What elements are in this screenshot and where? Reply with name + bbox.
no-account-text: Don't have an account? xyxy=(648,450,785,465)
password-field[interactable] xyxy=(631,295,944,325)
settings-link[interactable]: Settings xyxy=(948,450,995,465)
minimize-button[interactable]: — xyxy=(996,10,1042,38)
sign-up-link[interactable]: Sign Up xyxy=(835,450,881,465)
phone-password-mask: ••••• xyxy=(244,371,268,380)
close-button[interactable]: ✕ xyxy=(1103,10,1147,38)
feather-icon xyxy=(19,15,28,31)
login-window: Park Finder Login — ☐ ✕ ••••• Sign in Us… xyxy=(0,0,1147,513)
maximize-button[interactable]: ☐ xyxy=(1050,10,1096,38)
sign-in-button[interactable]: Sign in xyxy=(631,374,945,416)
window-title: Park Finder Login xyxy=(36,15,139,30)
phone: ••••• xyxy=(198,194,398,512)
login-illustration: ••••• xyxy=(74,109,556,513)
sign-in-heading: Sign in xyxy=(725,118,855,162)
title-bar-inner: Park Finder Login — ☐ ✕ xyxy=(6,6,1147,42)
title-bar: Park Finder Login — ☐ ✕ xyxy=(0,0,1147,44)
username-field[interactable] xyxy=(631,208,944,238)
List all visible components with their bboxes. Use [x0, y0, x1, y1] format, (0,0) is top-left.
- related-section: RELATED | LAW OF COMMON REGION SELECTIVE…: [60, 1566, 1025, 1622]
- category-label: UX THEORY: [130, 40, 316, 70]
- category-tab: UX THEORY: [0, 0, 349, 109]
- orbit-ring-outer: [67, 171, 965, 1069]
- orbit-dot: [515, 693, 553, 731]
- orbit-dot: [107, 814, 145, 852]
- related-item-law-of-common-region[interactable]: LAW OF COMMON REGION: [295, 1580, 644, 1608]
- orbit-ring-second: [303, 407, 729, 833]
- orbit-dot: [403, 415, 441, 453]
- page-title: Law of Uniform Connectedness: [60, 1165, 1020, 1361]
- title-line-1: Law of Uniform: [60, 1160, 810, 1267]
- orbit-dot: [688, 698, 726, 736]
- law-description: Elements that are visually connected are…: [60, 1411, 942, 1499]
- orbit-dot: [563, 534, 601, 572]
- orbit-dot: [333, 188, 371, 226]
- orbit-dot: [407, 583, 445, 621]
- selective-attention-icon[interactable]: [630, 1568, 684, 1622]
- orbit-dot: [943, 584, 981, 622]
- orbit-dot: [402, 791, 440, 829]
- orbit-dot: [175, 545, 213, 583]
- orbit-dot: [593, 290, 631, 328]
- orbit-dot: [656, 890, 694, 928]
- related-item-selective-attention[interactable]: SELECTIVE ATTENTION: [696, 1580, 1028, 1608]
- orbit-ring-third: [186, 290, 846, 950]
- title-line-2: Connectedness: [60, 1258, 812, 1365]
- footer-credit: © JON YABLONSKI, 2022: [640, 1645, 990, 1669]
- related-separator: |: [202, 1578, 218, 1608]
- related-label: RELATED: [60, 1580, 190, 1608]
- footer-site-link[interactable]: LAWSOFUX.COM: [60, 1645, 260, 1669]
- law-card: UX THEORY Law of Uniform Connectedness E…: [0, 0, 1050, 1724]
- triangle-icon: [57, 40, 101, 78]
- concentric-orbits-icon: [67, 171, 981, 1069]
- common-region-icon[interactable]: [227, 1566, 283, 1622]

# # #

• _Task to complete_:
Copy all the records again, swapping every "Park Finder" for "Trail Finder" and leaving everything else as it is.

• _Reply to the exercise_:
What elements are in this screenshot and where? Reply with name + bbox.
no-account-text: Don't have an account? xyxy=(648,450,785,465)
password-field[interactable] xyxy=(631,295,944,325)
settings-link[interactable]: Settings xyxy=(948,450,995,465)
minimize-button[interactable]: — xyxy=(996,10,1042,38)
sign-up-link[interactable]: Sign Up xyxy=(835,450,881,465)
phone-password-mask: ••••• xyxy=(244,371,268,380)
close-button[interactable]: ✕ xyxy=(1103,10,1147,38)
feather-icon xyxy=(19,15,28,31)
login-window: Trail Finder Login — ☐ ✕ ••••• Sign in Us… xyxy=(0,0,1147,513)
maximize-button[interactable]: ☐ xyxy=(1050,10,1096,38)
sign-in-button[interactable]: Sign in xyxy=(631,374,945,416)
window-title: Trail Finder Login xyxy=(36,15,139,30)
phone: ••••• xyxy=(198,194,398,512)
login-illustration: ••••• xyxy=(74,109,556,513)
sign-in-heading: Sign in xyxy=(725,118,855,162)
title-bar-inner: Trail Finder Login — ☐ ✕ xyxy=(6,6,1147,42)
title-bar: Trail Finder Login — ☐ ✕ xyxy=(0,0,1147,44)
username-field[interactable] xyxy=(631,208,944,238)
List all visible components with their bboxes. Use [x0, y0, x1, y1] format, (0,0) is top-left.
- related-section: RELATED | LAW OF COMMON REGION SELECTIVE…: [60, 1566, 1025, 1622]
- category-label: UX THEORY: [130, 40, 316, 70]
- category-tab: UX THEORY: [0, 0, 349, 109]
- orbit-ring-outer: [67, 171, 965, 1069]
- orbit-dot: [515, 693, 553, 731]
- orbit-dot: [107, 814, 145, 852]
- related-item-law-of-common-region[interactable]: LAW OF COMMON REGION: [295, 1580, 644, 1608]
- orbit-ring-second: [303, 407, 729, 833]
- orbit-dot: [403, 415, 441, 453]
- page-title: Law of Uniform Connectedness: [60, 1165, 1020, 1361]
- title-line-1: Law of Uniform: [60, 1160, 810, 1267]
- orbit-dot: [688, 698, 726, 736]
- law-description: Elements that are visually connected are…: [60, 1411, 942, 1499]
- orbit-dot: [563, 534, 601, 572]
- orbit-dot: [333, 188, 371, 226]
- orbit-dot: [407, 583, 445, 621]
- selective-attention-icon[interactable]: [630, 1568, 684, 1622]
- orbit-dot: [943, 584, 981, 622]
- orbit-dot: [402, 791, 440, 829]
- orbit-dot: [175, 545, 213, 583]
- orbit-dot: [593, 290, 631, 328]
- orbit-dot: [656, 890, 694, 928]
- related-item-selective-attention[interactable]: SELECTIVE ATTENTION: [696, 1580, 1028, 1608]
- orbit-ring-third: [186, 290, 846, 950]
- title-line-2: Connectedness: [60, 1258, 812, 1365]
- footer-credit: © JON YABLONSKI, 2022: [640, 1645, 990, 1669]
- related-separator: |: [202, 1578, 218, 1608]
- related-label: RELATED: [60, 1580, 190, 1608]
- footer-site-link[interactable]: LAWSOFUX.COM: [60, 1645, 260, 1669]
- law-card: UX THEORY Law of Uniform Connectedness E…: [0, 0, 1050, 1724]
- triangle-icon: [57, 40, 101, 78]
- concentric-orbits-icon: [67, 171, 981, 1069]
- common-region-icon[interactable]: [227, 1566, 283, 1622]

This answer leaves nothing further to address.